■ Work to complete
Update the data below by replacing every occurrence of "kebab-menu-icon" with "more-options-icon", leaving everything else unchanged. Omit the pictures from your answer.

■ Material to process
* * * * *

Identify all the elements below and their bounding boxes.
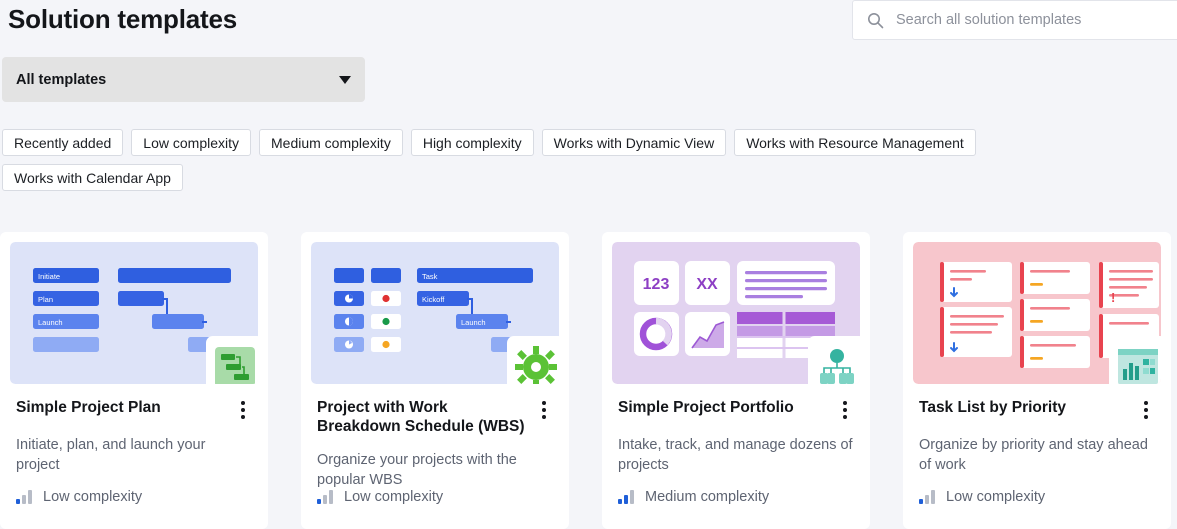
complexity-label: Medium complexity: [645, 489, 770, 505]
complexity-bars-icon: [16, 490, 32, 504]
card-title: Simple Project Portfolio: [618, 399, 794, 416]
svg-text:Initiate: Initiate: [38, 272, 60, 281]
svg-text:Launch: Launch: [38, 318, 63, 327]
kebab-menu-icon[interactable]: [1137, 399, 1155, 421]
complexity-bars-icon: [618, 490, 634, 504]
svg-text:Launch: Launch: [461, 318, 486, 327]
svg-text:!: !: [1111, 290, 1115, 305]
filter-chip[interactable]: Works with Calendar App: [2, 164, 183, 191]
org-chart-teal-icon: [808, 336, 860, 384]
complexity-label: Low complexity: [43, 489, 143, 505]
complexity-indicator: Low complexity: [16, 489, 142, 505]
card-body: Task List by Priority Organize by priori…: [913, 384, 1161, 475]
template-thumbnail: Task Kickoff Launch: [311, 242, 559, 384]
complexity-indicator: Medium complexity: [618, 489, 769, 505]
card-title: Project with Work Breakdown Schedule (WB…: [317, 399, 525, 435]
filter-chip[interactable]: Low complexity: [131, 129, 251, 156]
complexity-bars-icon: [919, 490, 935, 504]
workflow-green-icon: [206, 336, 258, 384]
template-card[interactable]: Task Kickoff Launch Project with Work Br…: [301, 232, 569, 529]
search-box[interactable]: [852, 0, 1177, 40]
card-body: Simple Project Portfolio Intake, track, …: [612, 384, 860, 475]
svg-text:XX: XX: [696, 276, 718, 293]
filter-chip[interactable]: High complexity: [410, 129, 534, 156]
template-thumbnail: Initiate Plan Launch: [10, 242, 258, 384]
complexity-bars-icon: [317, 490, 333, 504]
complexity-label: Low complexity: [946, 489, 1046, 505]
bar-chart-teal-icon: [1109, 336, 1161, 384]
dropdown-selected-label: All templates: [16, 71, 107, 88]
gear-green-icon: [507, 336, 559, 384]
card-description: Intake, track, and manage dozens of proj…: [618, 437, 853, 473]
card-title: Simple Project Plan: [16, 399, 161, 416]
filter-chip[interactable]: Works with Resource Management: [734, 129, 976, 156]
svg-text:Plan: Plan: [38, 295, 53, 304]
search-icon: [867, 12, 884, 29]
template-card[interactable]: Initiate Plan Launch Simple Project Plan: [0, 232, 268, 529]
chevron-down-icon: [339, 75, 351, 84]
page-title: Solution templates: [8, 4, 237, 34]
filter-chip[interactable]: Recently added: [2, 129, 124, 156]
kebab-menu-icon[interactable]: [535, 399, 553, 421]
filter-chip[interactable]: Medium complexity: [259, 129, 403, 156]
template-filter-dropdown[interactable]: All templates: [2, 57, 365, 102]
template-card[interactable]: 123 XX Simple Project Portfolio Intake, …: [602, 232, 870, 529]
kebab-menu-icon[interactable]: [234, 399, 252, 421]
card-title-row: Project with Work Breakdown Schedule (WB…: [317, 398, 553, 436]
svg-text:Task: Task: [422, 272, 438, 281]
card-title: Task List by Priority: [919, 399, 1067, 416]
card-body: Project with Work Breakdown Schedule (WB…: [311, 384, 559, 490]
filter-chip-list: Recently added Low complexity Medium compl…: [2, 129, 1102, 191]
svg-text:123: 123: [643, 276, 670, 293]
template-thumbnail: 123 XX: [612, 242, 860, 384]
search-input[interactable]: [896, 12, 1177, 28]
template-card-grid: Initiate Plan Launch Simple Project Plan: [0, 232, 1177, 529]
svg-text:Kickoff: Kickoff: [422, 295, 445, 304]
card-description: Organize by priority and stay ahead of w…: [919, 437, 1148, 473]
card-title-row: Simple Project Portfolio: [618, 398, 854, 421]
card-description: Initiate, plan, and launch your project: [16, 437, 206, 473]
template-card[interactable]: ! ! Task List by Priority Organize by pr…: [903, 232, 1171, 529]
complexity-label: Low complexity: [344, 489, 444, 505]
filter-chip[interactable]: Works with Dynamic View: [541, 129, 727, 156]
complexity-indicator: Low complexity: [919, 489, 1045, 505]
solution-templates-page: Solution templates All templates Recentl…: [0, 0, 1177, 529]
card-description: Organize your projects with the popular …: [317, 452, 517, 488]
kebab-menu-icon[interactable]: [836, 399, 854, 421]
card-body: Simple Project Plan Initiate, plan, and …: [10, 384, 258, 475]
template-thumbnail: ! !: [913, 242, 1161, 384]
complexity-indicator: Low complexity: [317, 489, 443, 505]
card-title-row: Task List by Priority: [919, 398, 1155, 421]
card-title-row: Simple Project Plan: [16, 398, 252, 421]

* * * * *

■ Task output
Identify all the elements below and their bounding boxes.
complexity-label: Medium complexity: [645, 489, 770, 505]
complexity-bars-icon: [16, 490, 32, 504]
card-title: Simple Project Portfolio: [618, 399, 794, 416]
svg-text:Initiate: Initiate: [38, 272, 60, 281]
svg-text:Launch: Launch: [38, 318, 63, 327]
more-options-icon[interactable]: [1137, 399, 1155, 421]
complexity-bars-icon: [618, 490, 634, 504]
svg-text:Launch: Launch: [461, 318, 486, 327]
svg-text:!: !: [1111, 290, 1115, 305]
filter-chip[interactable]: Works with Calendar App: [2, 164, 183, 191]
org-chart-teal-icon: [808, 336, 860, 384]
complexity-label: Low complexity: [43, 489, 143, 505]
complexity-indicator: Low complexity: [16, 489, 142, 505]
card-body: Task List by Priority Organize by priori…: [913, 384, 1161, 475]
template-thumbnail: Task Kickoff Launch: [311, 242, 559, 384]
complexity-indicator: Medium complexity: [618, 489, 769, 505]
card-title: Project with Work Breakdown Schedule (WB…: [317, 399, 525, 435]
filter-chip[interactable]: Low complexity: [131, 129, 251, 156]
complexity-bars-icon: [919, 490, 935, 504]
workflow-green-icon: [206, 336, 258, 384]
template-card[interactable]: Task Kickoff Launch Project with Work Br…: [301, 232, 569, 529]
search-box[interactable]: [852, 0, 1177, 40]
card-body: Simple Project Portfolio Intake, track, …: [612, 384, 860, 475]
svg-text:XX: XX: [696, 276, 718, 293]
filter-chip[interactable]: High complexity: [410, 129, 534, 156]
template-thumbnail: Initiate Plan Launch: [10, 242, 258, 384]
complexity-bars-icon: [317, 490, 333, 504]
complexity-label: Low complexity: [946, 489, 1046, 505]
bar-chart-teal-icon: [1109, 336, 1161, 384]
dropdown-selected-label: All templates: [16, 71, 107, 88]
gear-green-icon: [507, 336, 559, 384]
card-description: Intake, track, and manage dozens of proj…: [618, 437, 853, 473]
card-title: Simple Project Plan: [16, 399, 161, 416]
filter-chip[interactable]: Works with Resource Management: [734, 129, 976, 156]
svg-text:Plan: Plan: [38, 295, 53, 304]
search-icon: [867, 12, 884, 29]
template-card[interactable]: Initiate Plan Launch Simple Project Plan: [0, 232, 268, 529]
chevron-down-icon: [339, 75, 351, 84]
page-title: Solution templates: [8, 4, 237, 34]
filter-chip[interactable]: Recently added: [2, 129, 124, 156]
more-options-icon[interactable]: [535, 399, 553, 421]
filter-chip[interactable]: Medium complexity: [259, 129, 403, 156]
template-filter-dropdown[interactable]: All templates: [2, 57, 365, 102]
template-card[interactable]: 123 XX Simple Project Portfolio Intake, …: [602, 232, 870, 529]
more-options-icon[interactable]: [234, 399, 252, 421]
card-title-row: Project with Work Breakdown Schedule (WB…: [317, 398, 553, 436]
svg-text:Task: Task: [422, 272, 438, 281]
card-title: Task List by Priority: [919, 399, 1067, 416]
card-body: Project with Work Breakdown Schedule (WB…: [311, 384, 559, 490]
filter-chip-list: Recently added Low complexity Medium compl…: [2, 129, 1102, 191]
svg-text:123: 123: [643, 276, 670, 293]
template-thumbnail: 123 XX: [612, 242, 860, 384]
search-input[interactable]: [896, 12, 1177, 28]
template-card-grid: Initiate Plan Launch Simple Project Plan: [0, 232, 1177, 529]
svg-text:Kickoff: Kickoff: [422, 295, 445, 304]
card-description: Organize by priority and stay ahead of w…: [919, 437, 1148, 473]
card-title-row: Simple Project Portfolio: [618, 398, 854, 421]
card-description: Initiate, plan, and launch your project: [16, 437, 206, 473]
template-card[interactable]: ! ! Task List by Priority Organize by pr…: [903, 232, 1171, 529]
complexity-label: Low complexity: [344, 489, 444, 505]
filter-chip[interactable]: Works with Dynamic View: [541, 129, 727, 156]
complexity-indicator: Low complexity: [919, 489, 1045, 505]
solution-templates-page: Solution templates All templates Recentl…: [0, 0, 1177, 529]
card-description: Organize your projects with the popular …: [317, 452, 517, 488]
more-options-icon[interactable]: [836, 399, 854, 421]
card-body: Simple Project Plan Initiate, plan, and …: [10, 384, 258, 475]
template-thumbnail: ! !: [913, 242, 1161, 384]
complexity-indicator: Low complexity: [317, 489, 443, 505]
card-title-row: Task List by Priority: [919, 398, 1155, 421]
card-title-row: Simple Project Plan: [16, 398, 252, 421]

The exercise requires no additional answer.